DATASET EXCERPTS:
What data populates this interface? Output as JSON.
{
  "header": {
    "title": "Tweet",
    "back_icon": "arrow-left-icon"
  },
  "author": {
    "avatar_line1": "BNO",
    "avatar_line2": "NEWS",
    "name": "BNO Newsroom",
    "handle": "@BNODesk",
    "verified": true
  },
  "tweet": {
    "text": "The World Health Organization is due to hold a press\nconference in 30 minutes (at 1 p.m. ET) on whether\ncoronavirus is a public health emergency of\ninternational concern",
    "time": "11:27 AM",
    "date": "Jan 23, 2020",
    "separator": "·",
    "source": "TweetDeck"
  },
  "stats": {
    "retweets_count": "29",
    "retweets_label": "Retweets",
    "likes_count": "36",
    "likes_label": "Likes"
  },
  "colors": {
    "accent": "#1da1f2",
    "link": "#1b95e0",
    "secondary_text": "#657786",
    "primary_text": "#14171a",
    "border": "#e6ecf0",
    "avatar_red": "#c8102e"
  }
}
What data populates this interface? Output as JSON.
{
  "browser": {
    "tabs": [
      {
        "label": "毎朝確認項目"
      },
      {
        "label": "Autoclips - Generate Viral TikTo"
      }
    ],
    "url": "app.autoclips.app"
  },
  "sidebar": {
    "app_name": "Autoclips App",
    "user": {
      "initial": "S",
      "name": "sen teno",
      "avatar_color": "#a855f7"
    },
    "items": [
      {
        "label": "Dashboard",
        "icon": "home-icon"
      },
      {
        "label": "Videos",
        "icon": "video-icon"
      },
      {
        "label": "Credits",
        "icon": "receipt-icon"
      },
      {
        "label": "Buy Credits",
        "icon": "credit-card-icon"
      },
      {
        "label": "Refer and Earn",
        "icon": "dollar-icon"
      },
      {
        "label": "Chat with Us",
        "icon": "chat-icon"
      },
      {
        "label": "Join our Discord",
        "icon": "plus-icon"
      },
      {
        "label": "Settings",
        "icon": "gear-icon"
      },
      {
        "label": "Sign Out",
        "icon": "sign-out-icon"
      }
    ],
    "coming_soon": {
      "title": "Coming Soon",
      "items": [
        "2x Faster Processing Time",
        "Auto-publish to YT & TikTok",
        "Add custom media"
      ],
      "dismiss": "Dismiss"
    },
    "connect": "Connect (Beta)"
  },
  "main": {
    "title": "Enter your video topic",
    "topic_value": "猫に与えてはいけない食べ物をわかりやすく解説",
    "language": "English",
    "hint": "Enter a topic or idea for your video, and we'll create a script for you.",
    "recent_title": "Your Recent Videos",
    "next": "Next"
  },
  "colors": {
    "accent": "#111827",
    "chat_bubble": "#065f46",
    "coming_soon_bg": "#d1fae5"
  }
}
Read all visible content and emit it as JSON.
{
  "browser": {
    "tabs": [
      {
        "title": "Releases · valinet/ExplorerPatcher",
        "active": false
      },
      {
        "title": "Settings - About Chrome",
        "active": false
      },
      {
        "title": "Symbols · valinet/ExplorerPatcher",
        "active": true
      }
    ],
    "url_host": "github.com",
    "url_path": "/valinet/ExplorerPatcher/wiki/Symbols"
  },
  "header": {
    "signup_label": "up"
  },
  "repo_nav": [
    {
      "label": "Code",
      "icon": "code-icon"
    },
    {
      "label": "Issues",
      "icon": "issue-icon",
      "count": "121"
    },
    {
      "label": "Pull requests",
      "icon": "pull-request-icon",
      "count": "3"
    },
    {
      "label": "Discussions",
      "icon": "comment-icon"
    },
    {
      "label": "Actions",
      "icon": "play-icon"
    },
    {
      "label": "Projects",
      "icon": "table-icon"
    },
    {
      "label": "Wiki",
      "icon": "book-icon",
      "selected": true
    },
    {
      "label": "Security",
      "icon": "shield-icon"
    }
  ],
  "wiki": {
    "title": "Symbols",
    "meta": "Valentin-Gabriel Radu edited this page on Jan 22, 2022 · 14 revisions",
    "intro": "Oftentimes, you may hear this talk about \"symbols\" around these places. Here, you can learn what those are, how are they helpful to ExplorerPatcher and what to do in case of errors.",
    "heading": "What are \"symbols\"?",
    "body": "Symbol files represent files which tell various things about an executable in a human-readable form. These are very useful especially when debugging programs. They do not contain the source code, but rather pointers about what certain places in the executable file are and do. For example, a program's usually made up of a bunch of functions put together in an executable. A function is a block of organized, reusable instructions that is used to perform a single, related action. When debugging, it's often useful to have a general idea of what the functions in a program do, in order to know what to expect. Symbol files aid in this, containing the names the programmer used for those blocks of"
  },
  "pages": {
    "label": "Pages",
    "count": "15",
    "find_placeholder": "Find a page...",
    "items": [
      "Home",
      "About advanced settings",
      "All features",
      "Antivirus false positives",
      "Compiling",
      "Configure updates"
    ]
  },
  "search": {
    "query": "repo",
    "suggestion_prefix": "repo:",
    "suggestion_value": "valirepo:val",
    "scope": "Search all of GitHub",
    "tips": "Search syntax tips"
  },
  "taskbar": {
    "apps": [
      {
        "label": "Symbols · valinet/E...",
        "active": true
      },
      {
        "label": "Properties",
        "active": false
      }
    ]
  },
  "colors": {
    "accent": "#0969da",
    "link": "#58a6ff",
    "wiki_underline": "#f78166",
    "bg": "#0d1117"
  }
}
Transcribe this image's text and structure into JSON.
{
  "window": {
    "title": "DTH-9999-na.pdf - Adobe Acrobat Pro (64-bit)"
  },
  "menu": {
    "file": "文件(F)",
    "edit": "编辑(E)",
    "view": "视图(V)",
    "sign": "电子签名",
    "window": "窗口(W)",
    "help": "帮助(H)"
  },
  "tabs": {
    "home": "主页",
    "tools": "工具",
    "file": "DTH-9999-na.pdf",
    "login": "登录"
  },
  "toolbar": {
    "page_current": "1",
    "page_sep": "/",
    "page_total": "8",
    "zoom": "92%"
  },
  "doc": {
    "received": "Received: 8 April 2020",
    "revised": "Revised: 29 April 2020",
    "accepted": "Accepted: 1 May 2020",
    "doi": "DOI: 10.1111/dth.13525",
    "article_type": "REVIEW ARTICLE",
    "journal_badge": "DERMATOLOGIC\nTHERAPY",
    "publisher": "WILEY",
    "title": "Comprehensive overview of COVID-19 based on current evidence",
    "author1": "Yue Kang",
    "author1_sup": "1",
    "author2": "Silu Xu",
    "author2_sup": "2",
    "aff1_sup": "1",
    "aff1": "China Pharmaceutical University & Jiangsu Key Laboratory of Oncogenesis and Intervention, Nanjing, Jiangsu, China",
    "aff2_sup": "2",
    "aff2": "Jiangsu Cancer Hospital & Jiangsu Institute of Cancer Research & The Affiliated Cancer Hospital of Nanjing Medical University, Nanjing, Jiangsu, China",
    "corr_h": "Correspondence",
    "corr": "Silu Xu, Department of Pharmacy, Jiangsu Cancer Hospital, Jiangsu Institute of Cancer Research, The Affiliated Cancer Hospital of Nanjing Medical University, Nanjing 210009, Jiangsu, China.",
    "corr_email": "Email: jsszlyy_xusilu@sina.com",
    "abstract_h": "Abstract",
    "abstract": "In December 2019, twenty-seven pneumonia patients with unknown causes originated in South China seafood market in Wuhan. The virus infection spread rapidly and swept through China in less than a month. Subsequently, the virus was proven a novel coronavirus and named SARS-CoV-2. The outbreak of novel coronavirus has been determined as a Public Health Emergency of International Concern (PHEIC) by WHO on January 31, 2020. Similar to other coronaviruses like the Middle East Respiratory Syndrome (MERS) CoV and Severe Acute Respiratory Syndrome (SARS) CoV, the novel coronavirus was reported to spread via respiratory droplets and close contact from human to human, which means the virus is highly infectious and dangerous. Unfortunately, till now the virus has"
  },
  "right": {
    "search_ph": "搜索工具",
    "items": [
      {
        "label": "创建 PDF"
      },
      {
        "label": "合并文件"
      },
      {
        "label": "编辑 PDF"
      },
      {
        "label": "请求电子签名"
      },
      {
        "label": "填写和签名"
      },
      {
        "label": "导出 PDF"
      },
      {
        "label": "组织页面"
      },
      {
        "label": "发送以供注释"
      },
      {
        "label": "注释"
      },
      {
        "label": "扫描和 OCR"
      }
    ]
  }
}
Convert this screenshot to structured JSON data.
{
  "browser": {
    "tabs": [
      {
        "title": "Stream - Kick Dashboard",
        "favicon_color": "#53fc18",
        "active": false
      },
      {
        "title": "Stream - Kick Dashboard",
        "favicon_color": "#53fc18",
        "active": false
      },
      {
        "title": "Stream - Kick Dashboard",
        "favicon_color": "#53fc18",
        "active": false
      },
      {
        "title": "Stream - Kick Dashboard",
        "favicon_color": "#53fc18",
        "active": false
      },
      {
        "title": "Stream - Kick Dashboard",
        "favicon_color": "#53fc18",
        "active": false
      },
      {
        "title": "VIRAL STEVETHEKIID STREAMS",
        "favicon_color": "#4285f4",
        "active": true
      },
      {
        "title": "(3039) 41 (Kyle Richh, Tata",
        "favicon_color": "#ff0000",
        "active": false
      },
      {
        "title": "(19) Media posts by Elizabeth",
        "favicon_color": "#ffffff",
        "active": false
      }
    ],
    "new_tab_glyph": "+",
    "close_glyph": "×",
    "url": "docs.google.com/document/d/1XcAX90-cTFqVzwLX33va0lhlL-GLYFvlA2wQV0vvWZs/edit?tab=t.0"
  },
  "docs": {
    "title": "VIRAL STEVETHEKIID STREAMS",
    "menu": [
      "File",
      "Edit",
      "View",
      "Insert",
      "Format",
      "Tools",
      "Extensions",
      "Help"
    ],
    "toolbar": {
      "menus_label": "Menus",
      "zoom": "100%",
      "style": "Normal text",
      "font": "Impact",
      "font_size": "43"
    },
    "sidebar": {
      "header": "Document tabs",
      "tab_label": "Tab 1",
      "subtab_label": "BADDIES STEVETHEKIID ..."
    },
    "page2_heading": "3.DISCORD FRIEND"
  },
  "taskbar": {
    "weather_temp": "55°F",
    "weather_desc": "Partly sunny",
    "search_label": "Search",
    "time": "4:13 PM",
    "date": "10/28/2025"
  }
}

EXERCISE GOAL:
Go through the listing above and list every line that has the word "April".

EXERCISE ANSWER:
    "received": "Received: 8 April 2020",
    "revised": "Revised: 29 April 2020",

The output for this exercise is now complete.